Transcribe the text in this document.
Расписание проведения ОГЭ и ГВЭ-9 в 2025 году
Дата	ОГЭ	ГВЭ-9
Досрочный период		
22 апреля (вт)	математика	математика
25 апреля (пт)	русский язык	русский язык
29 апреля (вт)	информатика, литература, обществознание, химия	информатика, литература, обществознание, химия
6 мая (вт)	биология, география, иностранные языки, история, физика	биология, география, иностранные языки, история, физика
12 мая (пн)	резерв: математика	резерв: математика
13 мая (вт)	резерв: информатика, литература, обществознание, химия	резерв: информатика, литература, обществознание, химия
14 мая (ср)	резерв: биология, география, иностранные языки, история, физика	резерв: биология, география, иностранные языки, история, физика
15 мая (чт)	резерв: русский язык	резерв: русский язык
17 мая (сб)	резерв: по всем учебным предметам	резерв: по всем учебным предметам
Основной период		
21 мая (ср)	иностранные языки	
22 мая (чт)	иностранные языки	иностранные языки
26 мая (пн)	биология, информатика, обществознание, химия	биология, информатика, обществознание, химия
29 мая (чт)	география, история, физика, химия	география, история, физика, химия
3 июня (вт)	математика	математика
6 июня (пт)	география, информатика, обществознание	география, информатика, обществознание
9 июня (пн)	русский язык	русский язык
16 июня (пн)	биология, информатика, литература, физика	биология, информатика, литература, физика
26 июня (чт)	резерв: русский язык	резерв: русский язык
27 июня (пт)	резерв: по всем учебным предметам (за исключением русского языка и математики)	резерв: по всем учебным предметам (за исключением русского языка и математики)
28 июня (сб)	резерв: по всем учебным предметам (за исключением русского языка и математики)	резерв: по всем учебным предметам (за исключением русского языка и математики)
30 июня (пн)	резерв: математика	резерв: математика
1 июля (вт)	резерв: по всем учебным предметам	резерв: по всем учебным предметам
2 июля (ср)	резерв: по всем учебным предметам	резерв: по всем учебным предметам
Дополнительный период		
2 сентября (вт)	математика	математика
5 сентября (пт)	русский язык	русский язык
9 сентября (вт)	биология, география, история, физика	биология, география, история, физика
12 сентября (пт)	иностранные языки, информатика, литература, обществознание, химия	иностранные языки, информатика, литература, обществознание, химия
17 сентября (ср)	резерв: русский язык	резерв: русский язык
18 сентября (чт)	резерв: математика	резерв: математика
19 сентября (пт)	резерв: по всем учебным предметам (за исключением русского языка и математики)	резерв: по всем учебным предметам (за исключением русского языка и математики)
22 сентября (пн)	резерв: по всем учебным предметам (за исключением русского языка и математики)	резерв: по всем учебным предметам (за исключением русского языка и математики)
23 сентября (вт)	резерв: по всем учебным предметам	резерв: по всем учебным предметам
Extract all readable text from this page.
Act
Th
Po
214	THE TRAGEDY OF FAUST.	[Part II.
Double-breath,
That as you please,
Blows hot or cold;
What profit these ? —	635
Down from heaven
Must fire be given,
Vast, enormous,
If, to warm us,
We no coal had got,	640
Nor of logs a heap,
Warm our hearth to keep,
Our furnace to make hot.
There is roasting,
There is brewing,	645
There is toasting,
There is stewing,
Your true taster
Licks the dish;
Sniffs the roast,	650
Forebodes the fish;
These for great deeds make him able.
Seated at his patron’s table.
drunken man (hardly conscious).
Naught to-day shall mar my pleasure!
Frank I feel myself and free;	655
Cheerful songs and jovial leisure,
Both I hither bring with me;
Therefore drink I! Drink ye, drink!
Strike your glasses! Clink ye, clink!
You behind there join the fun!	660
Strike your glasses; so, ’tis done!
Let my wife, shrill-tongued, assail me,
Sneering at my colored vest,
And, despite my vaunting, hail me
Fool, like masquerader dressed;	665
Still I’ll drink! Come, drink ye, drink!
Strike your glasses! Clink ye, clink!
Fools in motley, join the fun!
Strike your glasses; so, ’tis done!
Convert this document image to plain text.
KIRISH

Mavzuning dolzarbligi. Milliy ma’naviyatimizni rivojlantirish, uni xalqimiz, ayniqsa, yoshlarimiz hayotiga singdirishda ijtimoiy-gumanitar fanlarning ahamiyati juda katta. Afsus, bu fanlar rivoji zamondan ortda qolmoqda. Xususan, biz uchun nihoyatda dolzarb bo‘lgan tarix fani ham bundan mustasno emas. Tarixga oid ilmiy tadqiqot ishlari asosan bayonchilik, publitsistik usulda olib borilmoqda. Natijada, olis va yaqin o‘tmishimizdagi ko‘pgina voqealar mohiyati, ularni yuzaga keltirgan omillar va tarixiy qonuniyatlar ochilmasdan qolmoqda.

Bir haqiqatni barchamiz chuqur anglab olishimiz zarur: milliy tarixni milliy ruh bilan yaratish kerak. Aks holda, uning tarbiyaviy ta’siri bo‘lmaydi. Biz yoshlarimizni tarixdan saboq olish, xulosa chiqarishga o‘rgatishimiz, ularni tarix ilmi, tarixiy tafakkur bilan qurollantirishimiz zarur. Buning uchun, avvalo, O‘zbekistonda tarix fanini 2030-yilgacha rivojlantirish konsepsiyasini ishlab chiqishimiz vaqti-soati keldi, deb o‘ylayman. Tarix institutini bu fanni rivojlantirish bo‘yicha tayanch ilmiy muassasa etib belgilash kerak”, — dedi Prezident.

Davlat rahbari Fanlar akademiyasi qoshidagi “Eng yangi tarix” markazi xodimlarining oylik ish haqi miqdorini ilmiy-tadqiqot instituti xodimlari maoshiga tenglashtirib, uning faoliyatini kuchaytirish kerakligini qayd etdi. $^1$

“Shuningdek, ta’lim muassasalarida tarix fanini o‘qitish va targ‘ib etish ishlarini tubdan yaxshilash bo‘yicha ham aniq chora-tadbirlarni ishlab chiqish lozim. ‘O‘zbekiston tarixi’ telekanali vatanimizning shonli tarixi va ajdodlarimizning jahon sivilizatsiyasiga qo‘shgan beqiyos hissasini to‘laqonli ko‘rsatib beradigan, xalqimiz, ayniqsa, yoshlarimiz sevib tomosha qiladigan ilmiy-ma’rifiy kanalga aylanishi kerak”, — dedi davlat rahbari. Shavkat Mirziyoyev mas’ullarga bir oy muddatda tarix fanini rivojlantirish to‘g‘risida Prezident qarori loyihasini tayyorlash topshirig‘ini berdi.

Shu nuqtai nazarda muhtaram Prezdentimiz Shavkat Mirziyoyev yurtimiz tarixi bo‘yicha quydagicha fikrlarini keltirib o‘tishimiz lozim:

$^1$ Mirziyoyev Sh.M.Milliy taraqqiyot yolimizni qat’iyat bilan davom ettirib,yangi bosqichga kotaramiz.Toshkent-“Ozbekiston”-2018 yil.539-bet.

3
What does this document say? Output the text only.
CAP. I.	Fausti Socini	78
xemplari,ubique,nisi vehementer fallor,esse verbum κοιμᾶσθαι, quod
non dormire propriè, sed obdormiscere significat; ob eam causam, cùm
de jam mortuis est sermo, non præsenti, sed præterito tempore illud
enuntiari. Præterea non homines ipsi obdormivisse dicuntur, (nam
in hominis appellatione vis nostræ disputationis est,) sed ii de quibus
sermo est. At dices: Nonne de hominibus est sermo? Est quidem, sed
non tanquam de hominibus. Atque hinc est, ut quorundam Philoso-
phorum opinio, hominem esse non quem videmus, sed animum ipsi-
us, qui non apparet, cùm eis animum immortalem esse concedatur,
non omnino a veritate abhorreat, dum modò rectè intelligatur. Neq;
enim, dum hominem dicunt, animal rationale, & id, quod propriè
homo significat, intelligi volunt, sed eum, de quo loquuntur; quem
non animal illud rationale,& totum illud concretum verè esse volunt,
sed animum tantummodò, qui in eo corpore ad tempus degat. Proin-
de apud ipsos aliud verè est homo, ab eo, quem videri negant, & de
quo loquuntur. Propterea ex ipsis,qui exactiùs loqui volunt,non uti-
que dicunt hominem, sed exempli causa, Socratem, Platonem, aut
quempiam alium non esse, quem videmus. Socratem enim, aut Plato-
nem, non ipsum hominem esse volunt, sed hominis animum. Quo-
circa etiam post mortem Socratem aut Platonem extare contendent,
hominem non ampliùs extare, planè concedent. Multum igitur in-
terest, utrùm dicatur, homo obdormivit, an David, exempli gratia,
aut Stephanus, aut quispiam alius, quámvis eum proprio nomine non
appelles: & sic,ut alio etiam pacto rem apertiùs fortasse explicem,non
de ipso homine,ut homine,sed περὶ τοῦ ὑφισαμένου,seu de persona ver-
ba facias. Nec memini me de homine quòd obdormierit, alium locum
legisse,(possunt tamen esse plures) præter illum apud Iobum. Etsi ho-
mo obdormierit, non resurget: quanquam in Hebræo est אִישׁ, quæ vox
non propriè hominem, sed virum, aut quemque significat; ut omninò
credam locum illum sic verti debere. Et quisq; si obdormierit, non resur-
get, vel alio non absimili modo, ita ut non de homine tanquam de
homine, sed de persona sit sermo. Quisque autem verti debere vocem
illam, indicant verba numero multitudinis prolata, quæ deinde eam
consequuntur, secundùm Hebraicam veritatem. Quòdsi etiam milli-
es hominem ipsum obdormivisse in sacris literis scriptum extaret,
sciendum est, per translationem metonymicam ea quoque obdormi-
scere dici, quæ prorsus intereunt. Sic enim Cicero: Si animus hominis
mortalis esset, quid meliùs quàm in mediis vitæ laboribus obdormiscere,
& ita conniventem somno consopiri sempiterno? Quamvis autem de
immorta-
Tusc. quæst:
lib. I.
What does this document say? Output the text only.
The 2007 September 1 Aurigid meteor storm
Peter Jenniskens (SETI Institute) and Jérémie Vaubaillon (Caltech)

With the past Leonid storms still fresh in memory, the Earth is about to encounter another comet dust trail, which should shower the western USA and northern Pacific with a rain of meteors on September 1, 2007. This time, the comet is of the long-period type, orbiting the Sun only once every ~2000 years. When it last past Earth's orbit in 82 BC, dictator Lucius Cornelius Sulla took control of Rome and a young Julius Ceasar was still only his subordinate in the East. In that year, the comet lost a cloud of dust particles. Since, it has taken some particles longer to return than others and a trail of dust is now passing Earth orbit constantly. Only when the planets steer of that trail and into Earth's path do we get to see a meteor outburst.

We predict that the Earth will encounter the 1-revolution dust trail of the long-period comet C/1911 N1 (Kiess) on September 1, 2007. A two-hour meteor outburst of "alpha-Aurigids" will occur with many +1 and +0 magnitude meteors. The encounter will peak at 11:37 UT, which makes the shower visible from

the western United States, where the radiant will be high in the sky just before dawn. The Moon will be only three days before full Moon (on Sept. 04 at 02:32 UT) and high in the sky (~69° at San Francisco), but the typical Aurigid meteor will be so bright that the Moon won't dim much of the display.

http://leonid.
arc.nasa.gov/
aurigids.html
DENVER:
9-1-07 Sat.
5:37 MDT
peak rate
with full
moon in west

★ ★ ★ ★ ★ ★ ★

*EXERCISE:*
Count every line of the material above that holds the string "from", then state only the total.

*COMPLETE ANSWER:*
3